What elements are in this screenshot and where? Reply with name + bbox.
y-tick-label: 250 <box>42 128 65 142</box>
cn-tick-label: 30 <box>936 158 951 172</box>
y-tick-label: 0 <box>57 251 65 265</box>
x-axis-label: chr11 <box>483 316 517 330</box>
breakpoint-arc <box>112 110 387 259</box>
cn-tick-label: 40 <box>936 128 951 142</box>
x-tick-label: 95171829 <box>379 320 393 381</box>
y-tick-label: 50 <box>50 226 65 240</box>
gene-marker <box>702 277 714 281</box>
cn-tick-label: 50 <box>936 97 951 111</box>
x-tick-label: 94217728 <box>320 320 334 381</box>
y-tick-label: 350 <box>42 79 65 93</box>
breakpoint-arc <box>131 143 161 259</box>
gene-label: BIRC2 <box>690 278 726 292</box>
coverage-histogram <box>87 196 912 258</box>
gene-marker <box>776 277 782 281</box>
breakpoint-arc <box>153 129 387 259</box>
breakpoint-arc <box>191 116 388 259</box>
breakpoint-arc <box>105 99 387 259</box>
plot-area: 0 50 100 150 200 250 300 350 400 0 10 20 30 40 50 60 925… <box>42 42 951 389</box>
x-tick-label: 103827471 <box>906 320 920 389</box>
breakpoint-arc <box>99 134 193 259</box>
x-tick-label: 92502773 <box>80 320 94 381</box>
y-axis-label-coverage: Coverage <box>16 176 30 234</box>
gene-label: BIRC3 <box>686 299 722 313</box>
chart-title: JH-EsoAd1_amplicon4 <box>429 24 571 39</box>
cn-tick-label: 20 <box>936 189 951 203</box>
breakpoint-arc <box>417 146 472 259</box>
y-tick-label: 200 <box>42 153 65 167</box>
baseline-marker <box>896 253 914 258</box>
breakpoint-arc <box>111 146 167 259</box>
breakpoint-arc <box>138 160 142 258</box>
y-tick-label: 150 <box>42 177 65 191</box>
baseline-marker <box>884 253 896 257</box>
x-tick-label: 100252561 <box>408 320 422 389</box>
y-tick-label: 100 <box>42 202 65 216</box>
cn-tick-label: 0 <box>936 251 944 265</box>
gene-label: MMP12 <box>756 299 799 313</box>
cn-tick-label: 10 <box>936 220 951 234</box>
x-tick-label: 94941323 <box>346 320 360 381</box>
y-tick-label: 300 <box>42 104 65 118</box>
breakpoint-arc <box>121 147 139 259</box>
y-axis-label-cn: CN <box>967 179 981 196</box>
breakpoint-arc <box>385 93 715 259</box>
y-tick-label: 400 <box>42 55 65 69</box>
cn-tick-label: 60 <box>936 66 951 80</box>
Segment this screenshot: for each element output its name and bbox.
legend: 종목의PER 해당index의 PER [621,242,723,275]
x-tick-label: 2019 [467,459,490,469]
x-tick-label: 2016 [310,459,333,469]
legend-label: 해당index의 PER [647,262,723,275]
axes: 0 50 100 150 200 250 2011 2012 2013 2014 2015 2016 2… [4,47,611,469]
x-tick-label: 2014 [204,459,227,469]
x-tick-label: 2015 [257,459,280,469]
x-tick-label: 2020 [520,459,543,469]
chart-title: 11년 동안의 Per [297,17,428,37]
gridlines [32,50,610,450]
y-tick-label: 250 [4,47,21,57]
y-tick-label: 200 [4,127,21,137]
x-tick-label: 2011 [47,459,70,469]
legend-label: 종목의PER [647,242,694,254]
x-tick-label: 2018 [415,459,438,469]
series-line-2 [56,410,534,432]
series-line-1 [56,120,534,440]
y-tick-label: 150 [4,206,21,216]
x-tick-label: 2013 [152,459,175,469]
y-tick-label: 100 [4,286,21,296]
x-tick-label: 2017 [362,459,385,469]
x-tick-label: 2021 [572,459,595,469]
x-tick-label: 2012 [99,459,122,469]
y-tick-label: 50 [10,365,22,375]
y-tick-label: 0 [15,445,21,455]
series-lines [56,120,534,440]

> PROBLEM DETAILS
Please reproduce every line of the records above without changing a single character.

> REPLY TO THE TASK
What elements are in this screenshot and where? Reply with name + bbox.
y-tick-label: 250 <box>42 128 65 142</box>
cn-tick-label: 30 <box>936 158 951 172</box>
y-tick-label: 0 <box>57 251 65 265</box>
x-axis-label: chr11 <box>483 316 517 330</box>
breakpoint-arc <box>112 110 387 259</box>
cn-tick-label: 40 <box>936 128 951 142</box>
x-tick-label: 95171829 <box>379 320 393 381</box>
y-tick-label: 50 <box>50 226 65 240</box>
gene-marker <box>702 277 714 281</box>
cn-tick-label: 50 <box>936 97 951 111</box>
x-tick-label: 94217728 <box>320 320 334 381</box>
y-tick-label: 350 <box>42 79 65 93</box>
breakpoint-arc <box>131 143 161 259</box>
gene-label: BIRC2 <box>690 278 726 292</box>
coverage-histogram <box>87 196 912 258</box>
gene-marker <box>776 277 782 281</box>
breakpoint-arc <box>153 129 387 259</box>
breakpoint-arc <box>191 116 388 259</box>
breakpoint-arc <box>105 99 387 259</box>
plot-area: 0 50 100 150 200 250 300 350 400 0 10 20 30 40 50 60 925… <box>42 42 951 389</box>
x-tick-label: 103827471 <box>906 320 920 389</box>
breakpoint-arc <box>99 134 193 259</box>
x-tick-label: 92502773 <box>80 320 94 381</box>
y-axis-label-coverage: Coverage <box>16 176 30 234</box>
gene-label: BIRC3 <box>686 299 722 313</box>
chart-title: JH-EsoAd1_amplicon4 <box>429 24 571 39</box>
cn-tick-label: 20 <box>936 189 951 203</box>
breakpoint-arc <box>417 146 472 259</box>
y-tick-label: 200 <box>42 153 65 167</box>
baseline-marker <box>896 253 914 258</box>
breakpoint-arc <box>111 146 167 259</box>
breakpoint-arc <box>138 160 142 258</box>
y-tick-label: 150 <box>42 177 65 191</box>
baseline-marker <box>884 253 896 257</box>
x-tick-label: 100252561 <box>408 320 422 389</box>
y-tick-label: 100 <box>42 202 65 216</box>
cn-tick-label: 0 <box>936 251 944 265</box>
gene-label: MMP12 <box>756 299 799 313</box>
cn-tick-label: 10 <box>936 220 951 234</box>
x-tick-label: 94941323 <box>346 320 360 381</box>
y-tick-label: 300 <box>42 104 65 118</box>
breakpoint-arc <box>121 147 139 259</box>
y-axis-label-cn: CN <box>967 179 981 196</box>
breakpoint-arc <box>385 93 715 259</box>
y-tick-label: 400 <box>42 55 65 69</box>
cn-tick-label: 60 <box>936 66 951 80</box>
Segment this screenshot: for each element output its name and bbox.
legend: 종목의PER 해당index의 PER [621,242,723,275]
x-tick-label: 2019 [467,459,490,469]
x-tick-label: 2016 [310,459,333,469]
legend-label: 해당index의 PER [647,262,723,275]
axes: 0 50 100 150 200 250 2011 2012 2013 2014 2015 2016 2… [4,47,611,469]
x-tick-label: 2014 [204,459,227,469]
x-tick-label: 2015 [257,459,280,469]
x-tick-label: 2020 [520,459,543,469]
chart-title: 11년 동안의 Per [297,17,428,37]
gridlines [32,50,610,450]
y-tick-label: 250 [4,47,21,57]
y-tick-label: 200 [4,127,21,137]
x-tick-label: 2011 [47,459,70,469]
legend-label: 종목의PER [647,242,694,254]
x-tick-label: 2018 [415,459,438,469]
series-line-2 [56,410,534,432]
series-line-1 [56,120,534,440]
y-tick-label: 150 [4,206,21,216]
x-tick-label: 2013 [152,459,175,469]
y-tick-label: 100 [4,286,21,296]
x-tick-label: 2017 [362,459,385,469]
x-tick-label: 2021 [572,459,595,469]
x-tick-label: 2012 [99,459,122,469]
y-tick-label: 50 [10,365,22,375]
y-tick-label: 0 [15,445,21,455]
series-lines [56,120,534,440]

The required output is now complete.